_TASK GOAL:_ Reproduce the post-Cyber-Monday security checklist below in full, word for word.

Congratulations! You survived Black Friday and Cyber Monday (personally, I’m holding out for “Free Cookies Friday”), but what now? You could sit back and enjoy your spoils of war, ahem, I mean shopping, or you could start a new tradition: Post-Cyber-Monday Survival Checklist. Sounds exciting, doesn’t it? Maybe it’s not up there with “Free Cookie Friday” but it is so much more necessary. To help you out in this new tradition, we have compiled a checklist of six simple steps for securing your digital self.
- Check your bank and credit card statements. This means knowing how much you spent at each site. Caution: some retailers don’t use their actual business name on the statement. When in doubt, check it out to make sure it’s legit. Go back to the site and look for a billing department you can call and ask. Also keep an eye out for those smaller charges that look a bit out of place since some scammers will use this tactic to slip under your radar, “Hmm, I must have stopped at that coffee shop that day.” You should probably be doing this every few days until the billing period is over.
- Change your passwords. Worried you might have entered your credentials on an iffy site? Even if you are confident in the sites you used to make purchases, now is still a good time to open up the password vault and go through the process of changing the important ones. You know…your bank, your email, your credit card; all that stuff that criminals would love to access.
- Perform a back-up now. This should be a part of your routine anyway, but in case it’s not, now is an excellent time to make sure you have important files and systems on a back-up drive (like those passwords you just changed). This is especially important since we are entering a phishing season, which leads us to #4 …
- Beware of the phishing emails! If you spent money on a big name site like Amazon, you might get a legit email asking you to change your payment option or some other “click the link here” type thing. It could also be a phish! Yes, they really do look that good. So convincing that even professionals can fall for them. Don’t click the link in the email. Open a new browser tab and type the site address in yourself (e.g. www.Amazon.com) then log in. This might just save your computer and your identity!

_GIVEN RECORDS:_
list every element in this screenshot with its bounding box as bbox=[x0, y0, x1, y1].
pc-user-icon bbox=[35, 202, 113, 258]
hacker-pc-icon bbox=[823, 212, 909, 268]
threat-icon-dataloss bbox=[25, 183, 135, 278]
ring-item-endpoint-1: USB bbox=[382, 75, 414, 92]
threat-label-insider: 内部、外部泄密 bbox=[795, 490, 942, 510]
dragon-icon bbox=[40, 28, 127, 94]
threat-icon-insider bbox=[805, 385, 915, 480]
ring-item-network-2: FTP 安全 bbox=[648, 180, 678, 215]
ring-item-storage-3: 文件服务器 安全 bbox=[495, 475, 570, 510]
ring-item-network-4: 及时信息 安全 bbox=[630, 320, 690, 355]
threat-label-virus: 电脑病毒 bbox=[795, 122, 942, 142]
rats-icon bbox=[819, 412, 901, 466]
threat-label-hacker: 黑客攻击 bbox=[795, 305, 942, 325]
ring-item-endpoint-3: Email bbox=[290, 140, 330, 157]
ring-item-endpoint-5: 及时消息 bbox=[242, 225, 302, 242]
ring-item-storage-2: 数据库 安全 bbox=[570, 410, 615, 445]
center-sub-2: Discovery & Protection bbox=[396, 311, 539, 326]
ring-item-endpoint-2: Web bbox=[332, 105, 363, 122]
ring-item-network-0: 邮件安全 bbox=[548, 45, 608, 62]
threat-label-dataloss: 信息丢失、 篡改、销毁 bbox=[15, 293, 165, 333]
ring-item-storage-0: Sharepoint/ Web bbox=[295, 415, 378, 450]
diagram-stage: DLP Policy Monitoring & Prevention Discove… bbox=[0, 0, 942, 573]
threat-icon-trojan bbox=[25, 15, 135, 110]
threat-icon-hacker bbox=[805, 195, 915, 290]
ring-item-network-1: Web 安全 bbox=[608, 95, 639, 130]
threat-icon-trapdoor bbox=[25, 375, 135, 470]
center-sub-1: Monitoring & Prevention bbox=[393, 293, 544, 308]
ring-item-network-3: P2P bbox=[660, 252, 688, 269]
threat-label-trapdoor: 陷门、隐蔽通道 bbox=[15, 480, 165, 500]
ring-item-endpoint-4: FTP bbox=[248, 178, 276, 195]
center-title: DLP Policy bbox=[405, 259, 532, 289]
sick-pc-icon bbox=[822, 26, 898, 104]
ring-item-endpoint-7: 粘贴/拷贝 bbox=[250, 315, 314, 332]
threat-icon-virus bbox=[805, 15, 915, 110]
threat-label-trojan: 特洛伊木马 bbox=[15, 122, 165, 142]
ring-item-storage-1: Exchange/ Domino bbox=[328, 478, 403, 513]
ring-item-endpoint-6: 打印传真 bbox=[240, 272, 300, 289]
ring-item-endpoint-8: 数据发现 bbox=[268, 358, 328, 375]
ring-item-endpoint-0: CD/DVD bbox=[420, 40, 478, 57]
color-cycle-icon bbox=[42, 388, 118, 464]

_FINISHED EXERCISE:_
Congratulations! You survived Black Friday and Cyber Monday (personally, I’m holding out for “Free Cookies Friday”), but what now? You could sit back and enjoy your spoils of war, ahem, I mean shopping, or you could start a new tradition: Post-Cyber-Monday Survival Checklist. Sounds exciting, doesn’t it? Maybe it’s not up there with “Free Cookie Friday” but it is so much more necessary. To help you out in this new tradition, we have compiled a checklist of six simple steps for securing your digital self.
- Check your bank and credit card statements. This means knowing how much you spent at each site. Caution: some retailers don’t use their actual business name on the statement. When in doubt, check it out to make sure it’s legit. Go back to the site and look for a billing department you can call and ask. Also keep an eye out for those smaller charges that look a bit out of place since some scammers will use this tactic to slip under your radar, “Hmm, I must have stopped at that coffee shop that day.” You should probably be doing this every few days until the billing period is over.
- Change your passwords. Worried you might have entered your credentials on an iffy site? Even if you are confident in the sites you used to make purchases, now is still a good time to open up the password vault and go through the process of changing the important ones. You know…your bank, your email, your credit card; all that stuff that criminals would love to access.
- Perform a back-up now. This should be a part of your routine anyway, but in case it’s not, now is an excellent time to make sure you have important files and systems on a back-up drive (like those passwords you just changed). This is especially important since we are entering a phishing season, which leads us to #4 …
- Beware of the phishing emails! If you spent money on a big name site like Amazon, you might get a legit email asking you to change your payment option or some other “click the link here” type thing. It could also be a phish! Yes, they really do look that good. So convincing that even professionals can fall for them. Don’t click the link in the email. Open a new browser tab and type the site address in yourself (e.g. www.Amazon.com) then log in. This might just save your computer and your identity!